<<<<

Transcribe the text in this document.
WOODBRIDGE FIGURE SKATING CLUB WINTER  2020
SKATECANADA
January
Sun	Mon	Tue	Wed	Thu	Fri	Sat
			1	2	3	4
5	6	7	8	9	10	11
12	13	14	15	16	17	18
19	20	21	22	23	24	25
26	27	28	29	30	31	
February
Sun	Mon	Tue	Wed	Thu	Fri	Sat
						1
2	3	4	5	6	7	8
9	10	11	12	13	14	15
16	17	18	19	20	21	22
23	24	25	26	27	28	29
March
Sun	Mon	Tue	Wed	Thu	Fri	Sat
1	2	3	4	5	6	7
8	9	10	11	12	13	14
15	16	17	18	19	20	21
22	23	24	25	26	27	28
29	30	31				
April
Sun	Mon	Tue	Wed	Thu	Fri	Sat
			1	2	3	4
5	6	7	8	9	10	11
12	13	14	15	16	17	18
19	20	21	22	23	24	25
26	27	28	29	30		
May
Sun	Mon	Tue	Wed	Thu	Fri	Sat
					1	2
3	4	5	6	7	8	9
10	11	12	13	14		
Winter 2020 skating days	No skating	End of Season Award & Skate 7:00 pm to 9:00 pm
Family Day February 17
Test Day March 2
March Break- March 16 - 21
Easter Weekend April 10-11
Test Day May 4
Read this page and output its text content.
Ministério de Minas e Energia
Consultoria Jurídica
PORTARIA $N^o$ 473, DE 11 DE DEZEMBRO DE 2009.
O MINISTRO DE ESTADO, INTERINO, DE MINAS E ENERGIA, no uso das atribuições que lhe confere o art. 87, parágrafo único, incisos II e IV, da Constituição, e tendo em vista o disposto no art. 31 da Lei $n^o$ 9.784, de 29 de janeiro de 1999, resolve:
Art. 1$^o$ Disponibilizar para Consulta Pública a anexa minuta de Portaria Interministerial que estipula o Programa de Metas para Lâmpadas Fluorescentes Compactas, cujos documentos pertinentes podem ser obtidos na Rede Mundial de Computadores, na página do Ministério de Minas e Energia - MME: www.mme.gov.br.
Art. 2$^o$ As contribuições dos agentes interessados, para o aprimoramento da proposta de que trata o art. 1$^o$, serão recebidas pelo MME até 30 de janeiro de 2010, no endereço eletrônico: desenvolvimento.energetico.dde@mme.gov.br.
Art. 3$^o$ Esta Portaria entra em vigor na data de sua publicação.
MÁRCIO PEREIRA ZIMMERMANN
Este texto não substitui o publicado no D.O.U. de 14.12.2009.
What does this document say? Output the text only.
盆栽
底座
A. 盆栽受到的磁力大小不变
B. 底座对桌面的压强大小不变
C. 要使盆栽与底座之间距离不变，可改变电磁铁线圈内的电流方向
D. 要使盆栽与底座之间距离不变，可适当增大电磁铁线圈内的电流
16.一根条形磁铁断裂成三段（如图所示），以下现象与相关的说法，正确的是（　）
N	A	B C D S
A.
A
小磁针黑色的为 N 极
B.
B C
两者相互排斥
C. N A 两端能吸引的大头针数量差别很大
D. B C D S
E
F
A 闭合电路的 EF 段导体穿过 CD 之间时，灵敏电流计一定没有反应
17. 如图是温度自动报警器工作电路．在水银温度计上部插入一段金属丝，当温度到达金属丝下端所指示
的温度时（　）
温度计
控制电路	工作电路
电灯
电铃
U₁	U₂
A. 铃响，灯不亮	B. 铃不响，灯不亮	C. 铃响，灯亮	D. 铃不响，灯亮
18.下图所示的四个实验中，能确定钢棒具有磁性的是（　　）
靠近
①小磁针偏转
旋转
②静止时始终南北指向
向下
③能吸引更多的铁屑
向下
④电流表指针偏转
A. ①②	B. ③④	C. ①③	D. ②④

>>>>

▶ [WHAT YOU ARE ASKED TO DO]:
Return every line above in which the string "March" occurs.

▶ [RESPONSE FOR THIS EXERCISE]:
March
Test Day March 2
March Break- March 16 - 21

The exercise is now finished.